### Task brief
Of all the lines in the records below, how many hold the word "multipointindsprøjtning"? Give the number alone.

(Recorded data)
┄┄┄┄┄┄

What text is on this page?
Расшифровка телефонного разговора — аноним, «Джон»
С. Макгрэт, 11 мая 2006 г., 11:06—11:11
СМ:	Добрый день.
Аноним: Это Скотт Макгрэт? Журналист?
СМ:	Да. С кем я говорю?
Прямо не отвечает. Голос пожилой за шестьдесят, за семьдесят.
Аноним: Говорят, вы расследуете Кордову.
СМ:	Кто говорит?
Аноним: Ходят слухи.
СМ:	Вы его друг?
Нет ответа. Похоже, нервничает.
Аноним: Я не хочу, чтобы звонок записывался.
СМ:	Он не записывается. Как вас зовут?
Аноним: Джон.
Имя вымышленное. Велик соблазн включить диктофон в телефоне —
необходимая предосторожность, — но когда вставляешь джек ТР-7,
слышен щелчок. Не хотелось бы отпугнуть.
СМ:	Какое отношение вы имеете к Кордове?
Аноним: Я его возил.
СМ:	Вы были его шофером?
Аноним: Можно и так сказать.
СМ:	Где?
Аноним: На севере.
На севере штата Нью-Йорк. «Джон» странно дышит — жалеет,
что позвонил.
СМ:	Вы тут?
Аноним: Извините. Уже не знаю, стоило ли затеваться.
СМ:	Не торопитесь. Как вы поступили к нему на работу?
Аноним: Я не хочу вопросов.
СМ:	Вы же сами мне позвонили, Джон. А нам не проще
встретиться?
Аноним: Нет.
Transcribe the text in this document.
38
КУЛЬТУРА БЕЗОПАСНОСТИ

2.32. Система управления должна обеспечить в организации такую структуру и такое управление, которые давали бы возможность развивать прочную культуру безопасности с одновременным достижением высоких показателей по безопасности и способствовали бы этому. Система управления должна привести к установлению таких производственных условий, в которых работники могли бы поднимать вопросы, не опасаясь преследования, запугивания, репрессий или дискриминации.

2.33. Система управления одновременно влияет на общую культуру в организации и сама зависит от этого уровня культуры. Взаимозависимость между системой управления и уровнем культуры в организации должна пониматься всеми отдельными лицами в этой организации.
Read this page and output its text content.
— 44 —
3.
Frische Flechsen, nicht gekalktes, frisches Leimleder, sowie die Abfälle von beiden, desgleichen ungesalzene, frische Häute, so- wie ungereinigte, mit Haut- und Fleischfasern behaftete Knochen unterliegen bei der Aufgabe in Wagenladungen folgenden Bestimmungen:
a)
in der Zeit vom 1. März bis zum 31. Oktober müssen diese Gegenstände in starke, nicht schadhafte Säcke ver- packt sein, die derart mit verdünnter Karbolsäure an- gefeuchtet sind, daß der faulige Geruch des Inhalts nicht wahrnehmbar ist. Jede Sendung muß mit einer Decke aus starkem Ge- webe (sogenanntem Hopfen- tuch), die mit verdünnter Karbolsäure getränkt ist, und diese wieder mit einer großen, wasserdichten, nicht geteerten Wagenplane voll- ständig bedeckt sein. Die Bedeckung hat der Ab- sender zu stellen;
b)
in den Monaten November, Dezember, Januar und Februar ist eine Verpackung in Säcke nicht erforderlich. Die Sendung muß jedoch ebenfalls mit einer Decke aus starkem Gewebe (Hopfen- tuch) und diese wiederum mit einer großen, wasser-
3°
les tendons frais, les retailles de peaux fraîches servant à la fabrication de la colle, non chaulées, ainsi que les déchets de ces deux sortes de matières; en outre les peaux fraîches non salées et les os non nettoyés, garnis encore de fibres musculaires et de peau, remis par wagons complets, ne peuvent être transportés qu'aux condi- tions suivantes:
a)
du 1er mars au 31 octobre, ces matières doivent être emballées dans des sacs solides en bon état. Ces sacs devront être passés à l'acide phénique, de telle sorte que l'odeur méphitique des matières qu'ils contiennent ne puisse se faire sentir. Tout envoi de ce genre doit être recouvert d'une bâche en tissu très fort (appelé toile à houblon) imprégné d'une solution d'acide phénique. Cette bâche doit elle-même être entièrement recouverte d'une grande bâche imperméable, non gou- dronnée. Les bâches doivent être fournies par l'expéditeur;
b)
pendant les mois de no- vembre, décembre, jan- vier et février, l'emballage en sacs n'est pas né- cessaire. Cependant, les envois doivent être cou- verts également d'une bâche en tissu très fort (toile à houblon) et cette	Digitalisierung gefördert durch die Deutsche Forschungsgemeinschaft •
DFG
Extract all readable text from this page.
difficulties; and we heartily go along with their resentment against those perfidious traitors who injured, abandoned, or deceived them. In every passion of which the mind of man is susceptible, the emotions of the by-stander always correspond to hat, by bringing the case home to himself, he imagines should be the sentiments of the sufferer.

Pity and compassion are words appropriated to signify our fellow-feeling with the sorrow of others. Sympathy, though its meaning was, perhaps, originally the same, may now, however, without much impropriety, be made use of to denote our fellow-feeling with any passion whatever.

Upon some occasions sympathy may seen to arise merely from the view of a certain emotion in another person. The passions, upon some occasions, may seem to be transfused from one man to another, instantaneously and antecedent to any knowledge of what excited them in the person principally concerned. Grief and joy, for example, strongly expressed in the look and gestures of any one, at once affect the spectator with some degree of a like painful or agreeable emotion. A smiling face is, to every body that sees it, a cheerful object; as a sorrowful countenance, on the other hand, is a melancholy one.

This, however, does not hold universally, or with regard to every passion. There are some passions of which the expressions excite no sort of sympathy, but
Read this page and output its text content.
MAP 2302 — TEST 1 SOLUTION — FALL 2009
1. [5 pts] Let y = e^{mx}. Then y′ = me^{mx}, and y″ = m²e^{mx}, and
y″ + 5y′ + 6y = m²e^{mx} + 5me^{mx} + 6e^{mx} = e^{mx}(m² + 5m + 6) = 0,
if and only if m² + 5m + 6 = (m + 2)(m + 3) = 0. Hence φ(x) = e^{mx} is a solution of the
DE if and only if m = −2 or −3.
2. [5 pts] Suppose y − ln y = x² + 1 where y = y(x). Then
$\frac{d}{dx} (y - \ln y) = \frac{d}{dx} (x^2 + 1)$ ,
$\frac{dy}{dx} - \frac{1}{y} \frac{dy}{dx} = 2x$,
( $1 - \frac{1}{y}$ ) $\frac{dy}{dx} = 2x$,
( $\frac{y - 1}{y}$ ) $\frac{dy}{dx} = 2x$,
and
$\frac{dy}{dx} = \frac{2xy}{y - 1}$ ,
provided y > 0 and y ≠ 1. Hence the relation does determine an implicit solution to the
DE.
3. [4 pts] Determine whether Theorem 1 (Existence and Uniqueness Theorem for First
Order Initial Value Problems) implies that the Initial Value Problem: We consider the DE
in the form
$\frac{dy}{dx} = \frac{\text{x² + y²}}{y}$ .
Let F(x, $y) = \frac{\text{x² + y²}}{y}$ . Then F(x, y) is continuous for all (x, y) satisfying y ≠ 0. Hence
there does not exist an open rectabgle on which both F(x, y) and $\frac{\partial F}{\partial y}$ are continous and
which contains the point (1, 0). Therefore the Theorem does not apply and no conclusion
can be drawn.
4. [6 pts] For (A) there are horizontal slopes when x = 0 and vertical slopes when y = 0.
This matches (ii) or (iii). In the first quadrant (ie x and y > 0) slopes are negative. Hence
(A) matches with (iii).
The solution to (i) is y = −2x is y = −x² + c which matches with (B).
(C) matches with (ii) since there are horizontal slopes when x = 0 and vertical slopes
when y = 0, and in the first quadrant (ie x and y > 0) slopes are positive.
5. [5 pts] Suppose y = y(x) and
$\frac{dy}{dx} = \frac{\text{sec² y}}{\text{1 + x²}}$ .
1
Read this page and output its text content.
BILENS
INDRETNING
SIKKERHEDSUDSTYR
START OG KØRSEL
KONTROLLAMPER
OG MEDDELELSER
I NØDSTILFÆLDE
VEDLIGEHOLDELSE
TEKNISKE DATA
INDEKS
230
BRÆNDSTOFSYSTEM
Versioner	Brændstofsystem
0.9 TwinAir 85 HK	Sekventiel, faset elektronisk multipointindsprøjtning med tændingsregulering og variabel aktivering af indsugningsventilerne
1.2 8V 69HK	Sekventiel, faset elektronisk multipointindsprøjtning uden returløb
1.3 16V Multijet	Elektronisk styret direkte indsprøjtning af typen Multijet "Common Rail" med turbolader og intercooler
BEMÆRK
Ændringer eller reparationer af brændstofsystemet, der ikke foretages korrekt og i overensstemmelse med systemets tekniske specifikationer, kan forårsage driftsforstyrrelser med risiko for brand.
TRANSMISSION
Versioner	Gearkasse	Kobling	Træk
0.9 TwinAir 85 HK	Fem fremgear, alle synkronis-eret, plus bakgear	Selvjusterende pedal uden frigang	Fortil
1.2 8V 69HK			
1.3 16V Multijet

┄┄┄┄┄┄

### Answer
2